[Items listed in a dataset]
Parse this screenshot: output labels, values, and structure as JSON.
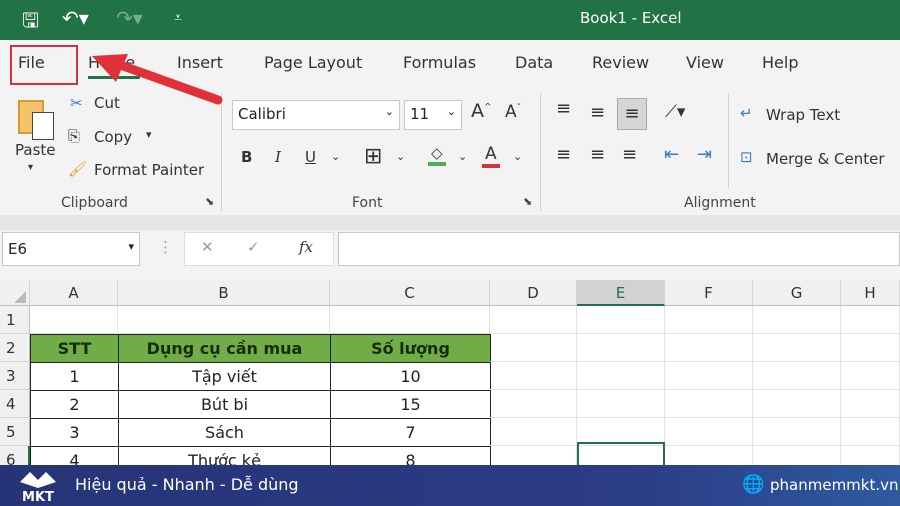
{
  "titlebar": {
    "title": "Book1  -  Excel",
    "icons": [
      "save-icon",
      "undo-icon",
      "redo-icon",
      "customize-qat-icon"
    ]
  },
  "tabs": [
    "File",
    "Home",
    "Insert",
    "Page Layout",
    "Formulas",
    "Data",
    "Review",
    "View",
    "Help"
  ],
  "ribbon": {
    "clipboard": {
      "paste": "Paste",
      "cut": "Cut",
      "copy": "Copy",
      "format_painter": "Format Painter",
      "label": "Clipboard"
    },
    "font": {
      "name": "Calibri",
      "size": "11",
      "bold": "B",
      "italic": "I",
      "underline": "U",
      "label": "Font"
    },
    "alignment": {
      "wrap": "Wrap Text",
      "merge": "Merge & Center",
      "label": "Alignment"
    }
  },
  "formula_bar": {
    "name_box": "E6",
    "fx": "fx",
    "value": ""
  },
  "columns": [
    "A",
    "B",
    "C",
    "D",
    "E",
    "F",
    "G",
    "H"
  ],
  "rows": [
    "1",
    "2",
    "3",
    "4",
    "5",
    "6"
  ],
  "table": {
    "headers": [
      "STT",
      "Dụng cụ cần mua",
      "Số lượng"
    ],
    "rows": [
      [
        "1",
        "Tập viết",
        "10"
      ],
      [
        "2",
        "Bút bi",
        "15"
      ],
      [
        "3",
        "Sách",
        "7"
      ],
      [
        "4",
        "Thước kẻ",
        "8"
      ]
    ]
  },
  "footer": {
    "logo": "MKT",
    "slogan": "Hiệu quả - Nhanh - Dễ dùng",
    "site": "phanmemmkt.vn"
  },
  "colors": {
    "excel_green": "#217346",
    "header_fill": "#70ad47",
    "highlight": "#d0343c",
    "footer": "#263477"
  }
}
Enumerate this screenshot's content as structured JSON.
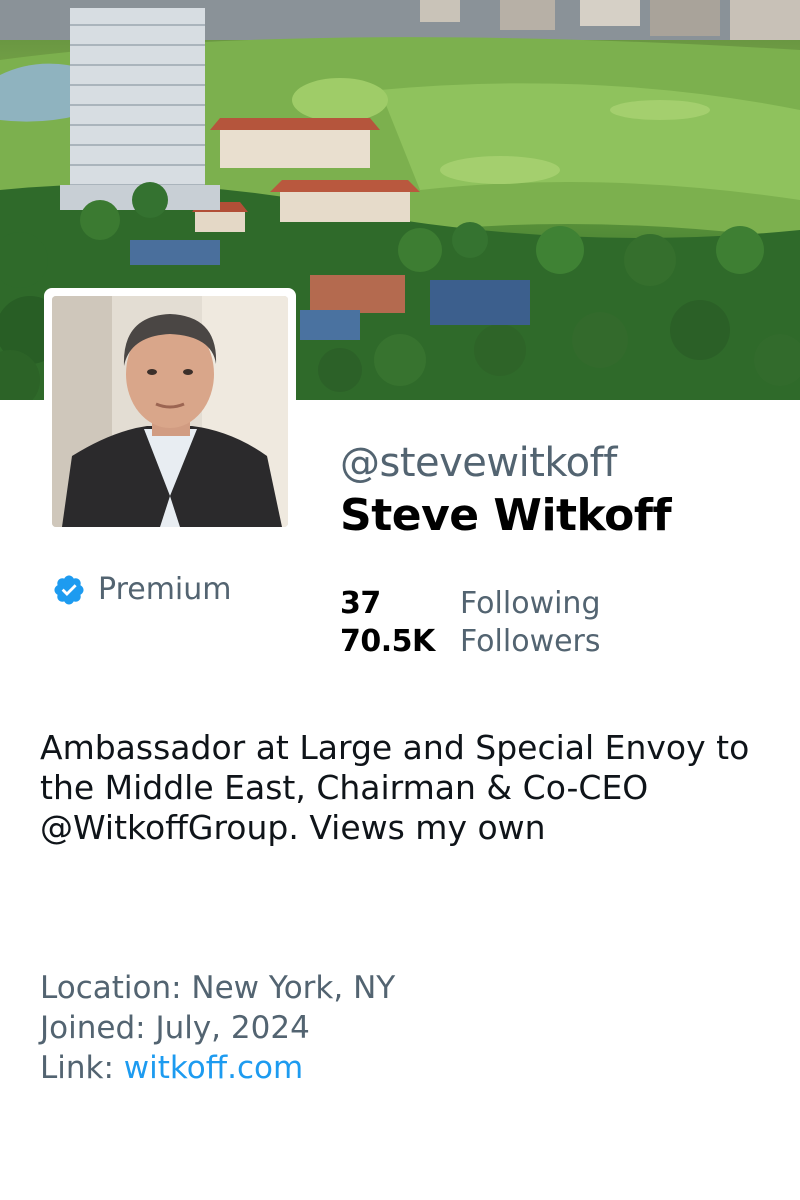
{
  "banner": {
    "description_icon": "banner-photo"
  },
  "profile": {
    "handle": "@stevewitkoff",
    "display_name": "Steve Witkoff",
    "premium_label": "Premium",
    "premium_icon": "verified-badge-icon",
    "accent_color": "#1d9bf0"
  },
  "stats": {
    "following_count": "37",
    "following_label": "Following",
    "followers_count": "70.5K",
    "followers_label": "Followers"
  },
  "bio": "Ambassador at Large and Special Envoy to the Middle East, Chairman & Co-CEO @WitkoffGroup. Views my own",
  "meta": {
    "location_label": "Location:",
    "location_value": "New York, NY",
    "joined_label": "Joined:",
    "joined_value": "July, 2024",
    "link_label": "Link:",
    "link_value": "witkoff.com"
  }
}
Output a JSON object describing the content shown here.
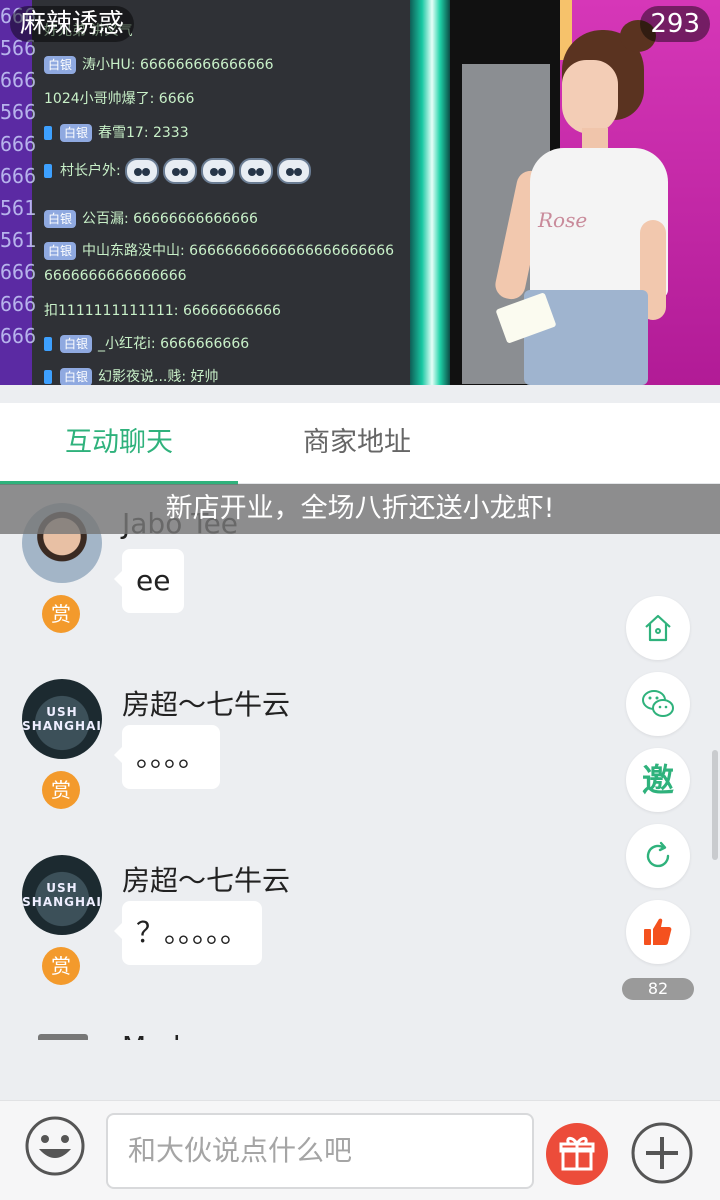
{
  "header": {
    "room_title": "麻辣诱惑",
    "viewer_count": "293"
  },
  "video": {
    "danmaku": [
      {
        "text": "好兄弟 讲义气"
      },
      {
        "badge": "白银",
        "text": "涛小HU: 666666666666666"
      },
      {
        "text": "1024小哥帅爆了: 6666"
      },
      {
        "badge": "白银",
        "text": "春雪17: 2333"
      },
      {
        "badge": "",
        "text": "村长户外:"
      },
      {
        "badge": "白银",
        "text": "公百漏: 66666666666666"
      },
      {
        "badge": "白银",
        "text": "中山东路没中山: 66666666666666666666666"
      },
      {
        "text": "6666666666666666"
      },
      {
        "text": "扣1111111111111: 66666666666"
      },
      {
        "badge": "白银",
        "text": "_小红花i: 6666666666"
      },
      {
        "badge": "白银",
        "text": "幻影夜说...贱: 好帅"
      }
    ],
    "shirt_text": "Rose"
  },
  "tabs": {
    "items": [
      {
        "label": "互动聊天",
        "active": true
      },
      {
        "label": "商家地址",
        "active": false
      }
    ]
  },
  "marquee": {
    "text": "新店开业，全场八折还送小龙虾!"
  },
  "chat": {
    "reward_label": "赏",
    "messages": [
      {
        "nickname": "Jabo Tee",
        "content": "ee"
      },
      {
        "nickname": "房超～七牛云",
        "content": "。。。。"
      },
      {
        "nickname": "房超～七牛云",
        "content": "？。。。。。"
      }
    ],
    "partial_nickname": "M...l..."
  },
  "side_actions": {
    "invite_label": "邀",
    "like_count": "82"
  },
  "input": {
    "placeholder": "和大伙说点什么吧"
  },
  "colors": {
    "accent": "#2fb27c",
    "reward": "#f39a2c",
    "gift": "#ec4c3a",
    "like": "#f4511e"
  }
}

WHAT YOU NEED TO DO — Reproduce the material word for word. Any pictures should be left out of the copy.

OUTPUT FOR THIS TASK —
Parse this screenshot: output labels, values, and structure as JSON.
{
  "titlebar": {
    "title": "Book1  -  Excel",
    "icons": [
      "save-icon",
      "undo-icon",
      "redo-icon",
      "customize-qat-icon"
    ]
  },
  "tabs": [
    "File",
    "Home",
    "Insert",
    "Page Layout",
    "Formulas",
    "Data",
    "Review",
    "View",
    "Help"
  ],
  "ribbon": {
    "clipboard": {
      "paste": "Paste",
      "cut": "Cut",
      "copy": "Copy",
      "format_painter": "Format Painter",
      "label": "Clipboard"
    },
    "font": {
      "name": "Calibri",
      "size": "11",
      "bold": "B",
      "italic": "I",
      "underline": "U",
      "label": "Font"
    },
    "alignment": {
      "wrap": "Wrap Text",
      "merge": "Merge & Center",
      "label": "Alignment"
    }
  },
  "formula_bar": {
    "name_box": "E6",
    "fx": "fx",
    "value": ""
  },
  "columns": [
    "A",
    "B",
    "C",
    "D",
    "E",
    "F",
    "G",
    "H"
  ],
  "rows": [
    "1",
    "2",
    "3",
    "4",
    "5",
    "6"
  ],
  "table": {
    "headers": [
      "STT",
      "Dụng cụ cần mua",
      "Số lượng"
    ],
    "rows": [
      [
        "1",
        "Tập viết",
        "10"
      ],
      [
        "2",
        "Bút bi",
        "15"
      ],
      [
        "3",
        "Sách",
        "7"
      ],
      [
        "4",
        "Thước kẻ",
        "8"
      ]
    ]
  },
  "footer": {
    "logo": "MKT",
    "slogan": "Hiệu quả - Nhanh - Dễ dùng",
    "site": "phanmemmkt.vn"
  },
  "colors": {
    "excel_green": "#217346",
    "header_fill": "#70ad47",
    "highlight": "#d0343c",
    "footer": "#263477"
  }
}
Enumerate this screenshot's content as structured JSON.
{
  "banner": {
    "description_icon": "banner-photo"
  },
  "profile": {
    "handle": "@stevewitkoff",
    "display_name": "Steve Witkoff",
    "premium_label": "Premium",
    "premium_icon": "verified-badge-icon",
    "accent_color": "#1d9bf0"
  },
  "stats": {
    "following_count": "37",
    "following_label": "Following",
    "followers_count": "70.5K",
    "followers_label": "Followers"
  },
  "bio": "Ambassador at Large and Special Envoy to the Middle East, Chairman & Co-CEO @WitkoffGroup. Views my own",
  "meta": {
    "location_label": "Location:",
    "location_value": "New York, NY",
    "joined_label": "Joined:",
    "joined_value": "July, 2024",
    "link_label": "Link:",
    "link_value": "witkoff.com"
  }
}
Output a JSON object describing the content shown here.
{
  "header": {
    "room_title": "麻辣诱惑",
    "viewer_count": "293"
  },
  "video": {
    "danmaku": [
      {
        "text": "好兄弟 讲义气"
      },
      {
        "badge": "白银",
        "text": "涛小HU: 666666666666666"
      },
      {
        "text": "1024小哥帅爆了: 6666"
      },
      {
        "badge": "白银",
        "text": "春雪17: 2333"
      },
      {
        "badge": "",
        "text": "村长户外:"
      },
      {
        "badge": "白银",
        "text": "公百漏: 66666666666666"
      },
      {
        "badge": "白银",
        "text": "中山东路没中山: 66666666666666666666666"
      },
      {
        "text": "6666666666666666"
      },
      {
        "text": "扣1111111111111: 66666666666"
      },
      {
        "badge": "白银",
        "text": "_小红花i: 6666666666"
      },
      {
        "badge": "白银",
        "text": "幻影夜说...贱: 好帅"
      }
    ],
    "shirt_text": "Rose"
  },
  "tabs": {
    "items": [
      {
        "label": "互动聊天",
        "active": true
      },
      {
        "label": "商家地址",
        "active": false
      }
    ]
  },
  "marquee": {
    "text": "新店开业，全场八折还送小龙虾!"
  },
  "chat": {
    "reward_label": "赏",
    "messages": [
      {
        "nickname": "Jabo Tee",
        "content": "ee"
      },
      {
        "nickname": "房超～七牛云",
        "content": "。。。。"
      },
      {
        "nickname": "房超～七牛云",
        "content": "？。。。。。"
      }
    ],
    "partial_nickname": "M...l..."
  },
  "side_actions": {
    "invite_label": "邀",
    "like_count": "82"
  },
  "input": {
    "placeholder": "和大伙说点什么吧"
  },
  "colors": {
    "accent": "#2fb27c",
    "reward": "#f39a2c",
    "gift": "#ec4c3a",
    "like": "#f4511e"
  }
}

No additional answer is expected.